• **Data lines**

◆ ◆ ◆

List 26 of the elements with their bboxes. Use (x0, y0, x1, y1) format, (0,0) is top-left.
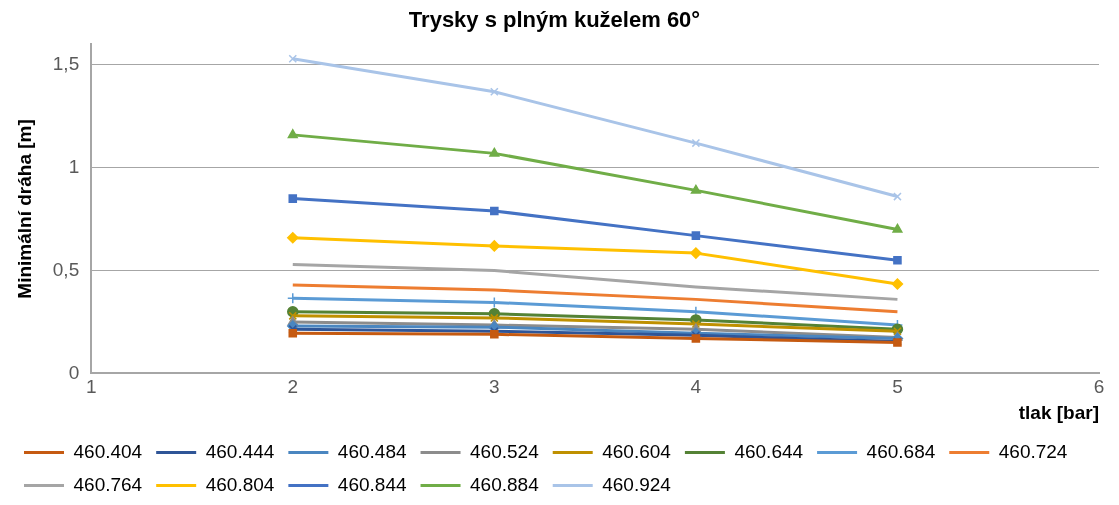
legend-label: 460.764 (73, 473, 143, 495)
legend-label: 460.484 (337, 440, 407, 462)
y-tick-label: 0 (68, 361, 80, 383)
legend-label: 460.924 (602, 473, 672, 495)
legend-label: 460.884 (470, 473, 540, 495)
x-axis-title: tlak [bar] (1018, 401, 1099, 423)
legend-label: 460.844 (337, 473, 407, 495)
x-tick-label: 1 (85, 376, 97, 398)
y-tick-label: 1,5 (52, 53, 80, 75)
legend-label: 460.524 (470, 440, 540, 462)
legend-label: 460.804 (205, 473, 275, 495)
y-axis-title: Minimální dráha [m] (13, 119, 35, 299)
x-tick-label: 4 (690, 376, 702, 398)
chart-title: Trysky s plným kuželem 60° (408, 7, 701, 33)
legend-label: 460.604 (602, 440, 672, 462)
x-tick-label: 2 (287, 376, 299, 398)
x-tick-label: 3 (489, 376, 500, 398)
x-tick-label: 5 (892, 376, 903, 398)
legend-label: 460.684 (866, 440, 936, 462)
x-tick-label: 6 (1093, 376, 1105, 398)
legend-label: 460.724 (998, 440, 1068, 462)
y-tick-label: 0,5 (52, 258, 80, 280)
legend-label: 460.404 (73, 440, 143, 462)
y-tick-label: 1 (68, 156, 80, 178)
legend-label: 460.644 (734, 440, 804, 462)
legend-label: 460.444 (205, 440, 275, 462)
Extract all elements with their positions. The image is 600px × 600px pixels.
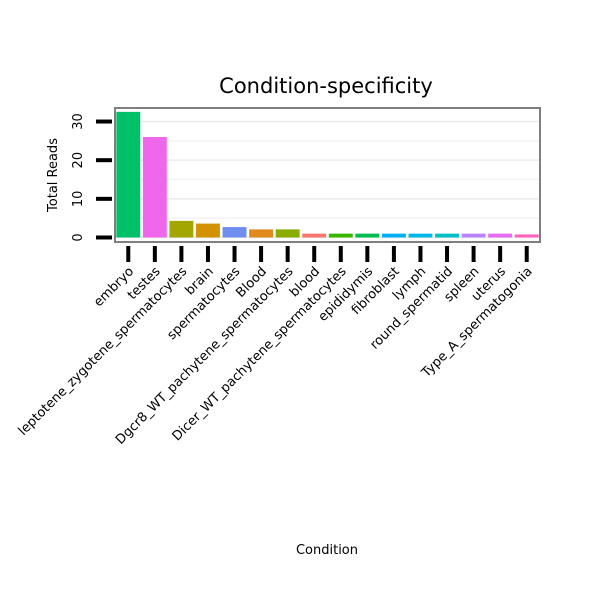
bar-lymph bbox=[408, 233, 433, 238]
bar-Type_A_spermatogonia bbox=[514, 234, 539, 238]
plot-border bbox=[114, 107, 541, 243]
bar-Dgcr8_WT_pachytene_spermatocytes bbox=[275, 229, 300, 238]
bar-uterus bbox=[488, 233, 513, 238]
bar-fibroblast bbox=[381, 233, 406, 238]
bar-brain bbox=[196, 223, 220, 238]
bar-Dicer_WT_pachytene_spermatocytes bbox=[328, 233, 353, 238]
bar-leptotene_zygotene_spermatocytes bbox=[169, 220, 194, 238]
y-tick-label: 30 bbox=[71, 113, 86, 130]
bar-round_spermatid bbox=[435, 233, 459, 238]
bar-testes bbox=[142, 136, 167, 238]
bar-spleen bbox=[461, 233, 486, 238]
y-axis-label: Total Reads bbox=[46, 138, 61, 213]
bar-Blood bbox=[249, 229, 274, 238]
bars bbox=[116, 111, 539, 238]
bar-blood bbox=[302, 233, 327, 238]
y-tick-label: 0 bbox=[71, 233, 86, 241]
bar-epididymis bbox=[355, 233, 380, 238]
y-axis: 0 10 20 30 bbox=[71, 113, 112, 242]
chart-title: Condition-specificity bbox=[219, 74, 433, 98]
grid-lines bbox=[115, 120, 540, 239]
y-tick-label: 20 bbox=[71, 152, 86, 169]
x-axis-label: Condition bbox=[296, 543, 358, 558]
x-axis: embryotestesleptotene_zygotene_spermatoc… bbox=[16, 246, 536, 448]
y-tick-label: 10 bbox=[71, 191, 86, 208]
bar-spermatocytes bbox=[222, 227, 247, 238]
bar-embryo bbox=[116, 111, 141, 238]
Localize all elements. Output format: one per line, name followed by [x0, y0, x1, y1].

◆ ◆ ◆

• **Problem to work on**
Report in full every line of the entries above that contains the string "chart".

• **Final answer**
chart-title: Trysky s plným kuželem 60° (408, 7, 701, 33)
chart-title: Condition-specificity bbox=[219, 74, 433, 98]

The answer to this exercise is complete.